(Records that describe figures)
:::::
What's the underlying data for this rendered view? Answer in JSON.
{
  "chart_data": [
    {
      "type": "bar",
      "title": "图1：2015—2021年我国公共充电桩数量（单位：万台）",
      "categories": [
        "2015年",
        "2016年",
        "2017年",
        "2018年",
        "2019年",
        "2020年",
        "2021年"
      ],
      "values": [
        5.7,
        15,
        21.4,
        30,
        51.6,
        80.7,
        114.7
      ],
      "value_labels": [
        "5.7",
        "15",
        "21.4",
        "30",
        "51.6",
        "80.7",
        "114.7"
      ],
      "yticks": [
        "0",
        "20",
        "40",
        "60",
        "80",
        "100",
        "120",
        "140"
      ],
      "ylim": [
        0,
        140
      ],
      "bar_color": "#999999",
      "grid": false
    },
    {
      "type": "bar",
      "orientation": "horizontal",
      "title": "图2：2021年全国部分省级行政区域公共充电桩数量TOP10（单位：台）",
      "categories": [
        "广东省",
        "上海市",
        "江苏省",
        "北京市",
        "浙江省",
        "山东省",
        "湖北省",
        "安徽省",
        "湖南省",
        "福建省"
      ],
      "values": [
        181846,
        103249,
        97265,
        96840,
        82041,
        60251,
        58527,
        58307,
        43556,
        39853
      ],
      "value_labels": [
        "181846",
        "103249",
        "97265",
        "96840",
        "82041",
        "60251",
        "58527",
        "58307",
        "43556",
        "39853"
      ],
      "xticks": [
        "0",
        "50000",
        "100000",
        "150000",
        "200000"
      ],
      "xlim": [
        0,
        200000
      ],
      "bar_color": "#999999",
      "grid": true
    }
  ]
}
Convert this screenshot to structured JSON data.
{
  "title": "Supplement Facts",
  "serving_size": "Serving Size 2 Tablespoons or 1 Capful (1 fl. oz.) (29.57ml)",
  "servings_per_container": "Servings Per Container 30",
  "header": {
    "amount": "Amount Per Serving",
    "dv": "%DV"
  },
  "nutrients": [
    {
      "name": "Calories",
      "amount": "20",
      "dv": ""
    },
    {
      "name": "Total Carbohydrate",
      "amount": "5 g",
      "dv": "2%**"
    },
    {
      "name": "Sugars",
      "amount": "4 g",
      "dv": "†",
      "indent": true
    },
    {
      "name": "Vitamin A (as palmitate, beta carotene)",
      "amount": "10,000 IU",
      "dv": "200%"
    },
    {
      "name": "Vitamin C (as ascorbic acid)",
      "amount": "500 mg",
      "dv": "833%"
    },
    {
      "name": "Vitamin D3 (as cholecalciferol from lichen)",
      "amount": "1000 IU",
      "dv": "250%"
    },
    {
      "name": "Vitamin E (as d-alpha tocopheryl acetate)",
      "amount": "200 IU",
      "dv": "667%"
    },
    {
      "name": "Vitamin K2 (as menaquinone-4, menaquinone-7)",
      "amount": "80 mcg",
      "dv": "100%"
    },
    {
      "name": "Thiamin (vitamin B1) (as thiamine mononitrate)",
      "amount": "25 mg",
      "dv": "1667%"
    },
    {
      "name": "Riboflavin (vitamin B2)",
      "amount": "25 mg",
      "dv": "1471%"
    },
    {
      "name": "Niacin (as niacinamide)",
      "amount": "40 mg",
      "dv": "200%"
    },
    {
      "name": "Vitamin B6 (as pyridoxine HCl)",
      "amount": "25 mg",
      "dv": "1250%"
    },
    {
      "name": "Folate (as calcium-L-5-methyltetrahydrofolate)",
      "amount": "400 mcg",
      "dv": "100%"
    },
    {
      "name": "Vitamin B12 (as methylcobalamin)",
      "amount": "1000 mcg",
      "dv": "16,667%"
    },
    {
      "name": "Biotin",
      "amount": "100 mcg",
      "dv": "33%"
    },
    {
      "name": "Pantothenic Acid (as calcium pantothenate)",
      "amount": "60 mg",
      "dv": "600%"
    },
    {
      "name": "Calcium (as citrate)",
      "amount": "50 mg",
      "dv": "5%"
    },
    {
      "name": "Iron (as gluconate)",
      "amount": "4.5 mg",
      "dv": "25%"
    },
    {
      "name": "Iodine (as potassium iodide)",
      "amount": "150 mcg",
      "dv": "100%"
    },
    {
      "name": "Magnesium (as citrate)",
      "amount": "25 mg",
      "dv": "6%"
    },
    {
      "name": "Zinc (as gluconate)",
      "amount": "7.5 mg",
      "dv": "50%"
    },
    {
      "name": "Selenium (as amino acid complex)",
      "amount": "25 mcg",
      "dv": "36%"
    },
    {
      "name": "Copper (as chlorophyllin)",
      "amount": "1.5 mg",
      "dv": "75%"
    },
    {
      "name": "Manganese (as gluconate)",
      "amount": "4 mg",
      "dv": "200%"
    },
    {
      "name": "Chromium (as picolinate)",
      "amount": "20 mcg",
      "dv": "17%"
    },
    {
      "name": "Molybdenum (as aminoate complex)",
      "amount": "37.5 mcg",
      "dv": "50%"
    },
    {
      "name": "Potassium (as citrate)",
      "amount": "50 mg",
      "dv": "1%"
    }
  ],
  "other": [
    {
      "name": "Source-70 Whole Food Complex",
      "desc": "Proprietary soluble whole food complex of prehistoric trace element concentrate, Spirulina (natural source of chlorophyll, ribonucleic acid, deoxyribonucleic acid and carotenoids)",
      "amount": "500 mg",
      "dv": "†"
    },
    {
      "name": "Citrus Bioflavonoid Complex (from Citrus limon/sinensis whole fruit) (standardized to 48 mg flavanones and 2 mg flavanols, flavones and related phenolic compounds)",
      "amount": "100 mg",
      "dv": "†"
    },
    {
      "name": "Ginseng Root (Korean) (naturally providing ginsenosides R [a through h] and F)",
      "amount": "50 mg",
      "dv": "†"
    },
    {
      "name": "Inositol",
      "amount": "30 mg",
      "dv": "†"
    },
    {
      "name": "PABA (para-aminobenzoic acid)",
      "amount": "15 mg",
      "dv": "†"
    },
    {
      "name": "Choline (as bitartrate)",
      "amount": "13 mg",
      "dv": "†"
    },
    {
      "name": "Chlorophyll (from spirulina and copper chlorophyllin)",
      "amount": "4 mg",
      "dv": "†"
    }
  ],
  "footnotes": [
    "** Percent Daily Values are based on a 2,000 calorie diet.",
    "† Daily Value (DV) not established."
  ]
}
:::::
YOUR OBJECTIVE —
In the lines above, locate the string "title". Copy every line where it occurs.

TASK OUTPUT —
      "title": "图1：2015—2021年我国公共充电桩数量（单位：万台）",
      "title": "图2：2021年全国部分省级行政区域公共充电桩数量TOP10（单位：台）",
  "title": "Supplement Facts",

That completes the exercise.